_SET TASK_.
Print all the entries verbatim.

-----

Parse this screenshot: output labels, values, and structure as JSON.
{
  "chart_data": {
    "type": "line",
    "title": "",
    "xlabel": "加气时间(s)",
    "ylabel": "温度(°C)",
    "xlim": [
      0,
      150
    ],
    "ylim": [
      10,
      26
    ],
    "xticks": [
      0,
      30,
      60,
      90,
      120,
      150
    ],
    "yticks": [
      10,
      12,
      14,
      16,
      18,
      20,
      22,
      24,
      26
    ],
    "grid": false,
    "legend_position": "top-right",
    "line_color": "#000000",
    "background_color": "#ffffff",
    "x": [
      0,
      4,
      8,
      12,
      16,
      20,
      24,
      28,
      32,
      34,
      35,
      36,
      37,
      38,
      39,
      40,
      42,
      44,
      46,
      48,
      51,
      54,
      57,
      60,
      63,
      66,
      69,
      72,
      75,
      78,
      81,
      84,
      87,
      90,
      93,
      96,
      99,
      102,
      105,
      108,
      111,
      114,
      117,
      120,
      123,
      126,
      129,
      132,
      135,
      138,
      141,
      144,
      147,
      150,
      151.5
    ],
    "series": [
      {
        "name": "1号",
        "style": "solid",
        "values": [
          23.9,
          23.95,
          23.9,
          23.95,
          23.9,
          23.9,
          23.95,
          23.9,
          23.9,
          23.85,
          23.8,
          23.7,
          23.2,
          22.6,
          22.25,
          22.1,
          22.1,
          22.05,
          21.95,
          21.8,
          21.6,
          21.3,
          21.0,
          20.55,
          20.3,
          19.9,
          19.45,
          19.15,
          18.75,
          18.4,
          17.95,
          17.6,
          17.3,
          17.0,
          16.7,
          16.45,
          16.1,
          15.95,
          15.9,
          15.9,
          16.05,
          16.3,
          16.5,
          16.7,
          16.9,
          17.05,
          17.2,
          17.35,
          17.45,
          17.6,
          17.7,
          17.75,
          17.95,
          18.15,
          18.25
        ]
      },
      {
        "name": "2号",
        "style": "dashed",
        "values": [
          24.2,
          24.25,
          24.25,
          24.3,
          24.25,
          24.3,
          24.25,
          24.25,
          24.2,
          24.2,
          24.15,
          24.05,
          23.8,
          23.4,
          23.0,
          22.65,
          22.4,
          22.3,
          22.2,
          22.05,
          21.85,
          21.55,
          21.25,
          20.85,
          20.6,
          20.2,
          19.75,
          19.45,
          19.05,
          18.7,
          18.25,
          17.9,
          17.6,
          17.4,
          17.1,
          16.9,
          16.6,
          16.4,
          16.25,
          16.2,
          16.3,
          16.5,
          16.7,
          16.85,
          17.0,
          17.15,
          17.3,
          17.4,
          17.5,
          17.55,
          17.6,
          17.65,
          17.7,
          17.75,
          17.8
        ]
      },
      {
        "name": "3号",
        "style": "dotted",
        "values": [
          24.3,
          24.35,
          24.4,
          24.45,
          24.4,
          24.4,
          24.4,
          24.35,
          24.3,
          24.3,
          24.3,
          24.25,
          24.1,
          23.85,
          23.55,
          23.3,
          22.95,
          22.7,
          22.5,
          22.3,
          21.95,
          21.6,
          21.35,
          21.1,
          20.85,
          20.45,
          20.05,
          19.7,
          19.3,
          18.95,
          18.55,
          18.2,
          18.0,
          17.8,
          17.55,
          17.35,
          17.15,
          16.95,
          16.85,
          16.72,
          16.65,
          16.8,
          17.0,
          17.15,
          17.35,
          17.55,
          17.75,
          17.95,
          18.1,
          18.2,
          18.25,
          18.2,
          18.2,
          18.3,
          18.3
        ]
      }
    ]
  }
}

-----

_FINISHED EXERCISE_.
Parse this screenshot: output labels, values, and structure as JSON.
{
  "chart_data": {
    "type": "line",
    "title": "",
    "xlabel": "加气时间(s)",
    "ylabel": "温度(°C)",
    "xlim": [
      0,
      150
    ],
    "ylim": [
      10,
      26
    ],
    "xticks": [
      0,
      30,
      60,
      90,
      120,
      150
    ],
    "yticks": [
      10,
      12,
      14,
      16,
      18,
      20,
      22,
      24,
      26
    ],
    "grid": false,
    "legend_position": "top-right",
    "line_color": "#000000",
    "background_color": "#ffffff",
    "x": [
      0,
      4,
      8,
      12,
      16,
      20,
      24,
      28,
      32,
      34,
      35,
      36,
      37,
      38,
      39,
      40,
      42,
      44,
      46,
      48,
      51,
      54,
      57,
      60,
      63,
      66,
      69,
      72,
      75,
      78,
      81,
      84,
      87,
      90,
      93,
      96,
      99,
      102,
      105,
      108,
      111,
      114,
      117,
      120,
      123,
      126,
      129,
      132,
      135,
      138,
      141,
      144,
      147,
      150,
      151.5
    ],
    "series": [
      {
        "name": "1号",
        "style": "solid",
        "values": [
          23.9,
          23.95,
          23.9,
          23.95,
          23.9,
          23.9,
          23.95,
          23.9,
          23.9,
          23.85,
          23.8,
          23.7,
          23.2,
          22.6,
          22.25,
          22.1,
          22.1,
          22.05,
          21.95,
          21.8,
          21.6,
          21.3,
          21.0,
          20.55,
          20.3,
          19.9,
          19.45,
          19.15,
          18.75,
          18.4,
          17.95,
          17.6,
          17.3,
          17.0,
          16.7,
          16.45,
          16.1,
          15.95,
          15.9,
          15.9,
          16.05,
          16.3,
          16.5,
          16.7,
          16.9,
          17.05,
          17.2,
          17.35,
          17.45,
          17.6,
          17.7,
          17.75,
          17.95,
          18.15,
          18.25
        ]
      },
      {
        "name": "2号",
        "style": "dashed",
        "values": [
          24.2,
          24.25,
          24.25,
          24.3,
          24.25,
          24.3,
          24.25,
          24.25,
          24.2,
          24.2,
          24.15,
          24.05,
          23.8,
          23.4,
          23.0,
          22.65,
          22.4,
          22.3,
          22.2,
          22.05,
          21.85,
          21.55,
          21.25,
          20.85,
          20.6,
          20.2,
          19.75,
          19.45,
          19.05,
          18.7,
          18.25,
          17.9,
          17.6,
          17.4,
          17.1,
          16.9,
          16.6,
          16.4,
          16.25,
          16.2,
          16.3,
          16.5,
          16.7,
          16.85,
          17.0,
          17.15,
          17.3,
          17.4,
          17.5,
          17.55,
          17.6,
          17.65,
          17.7,
          17.75,
          17.8
        ]
      },
      {
        "name": "3号",
        "style": "dotted",
        "values": [
          24.3,
          24.35,
          24.4,
          24.45,
          24.4,
          24.4,
          24.4,
          24.35,
          24.3,
          24.3,
          24.3,
          24.25,
          24.1,
          23.85,
          23.55,
          23.3,
          22.95,
          22.7,
          22.5,
          22.3,
          21.95,
          21.6,
          21.35,
          21.1,
          20.85,
          20.45,
          20.05,
          19.7,
          19.3,
          18.95,
          18.55,
          18.2,
          18.0,
          17.8,
          17.55,
          17.35,
          17.15,
          16.95,
          16.85,
          16.72,
          16.65,
          16.8,
          17.0,
          17.15,
          17.35,
          17.55,
          17.75,
          17.95,
          18.1,
          18.2,
          18.25,
          18.2,
          18.2,
          18.3,
          18.3
        ]
      }
    ]
  }
}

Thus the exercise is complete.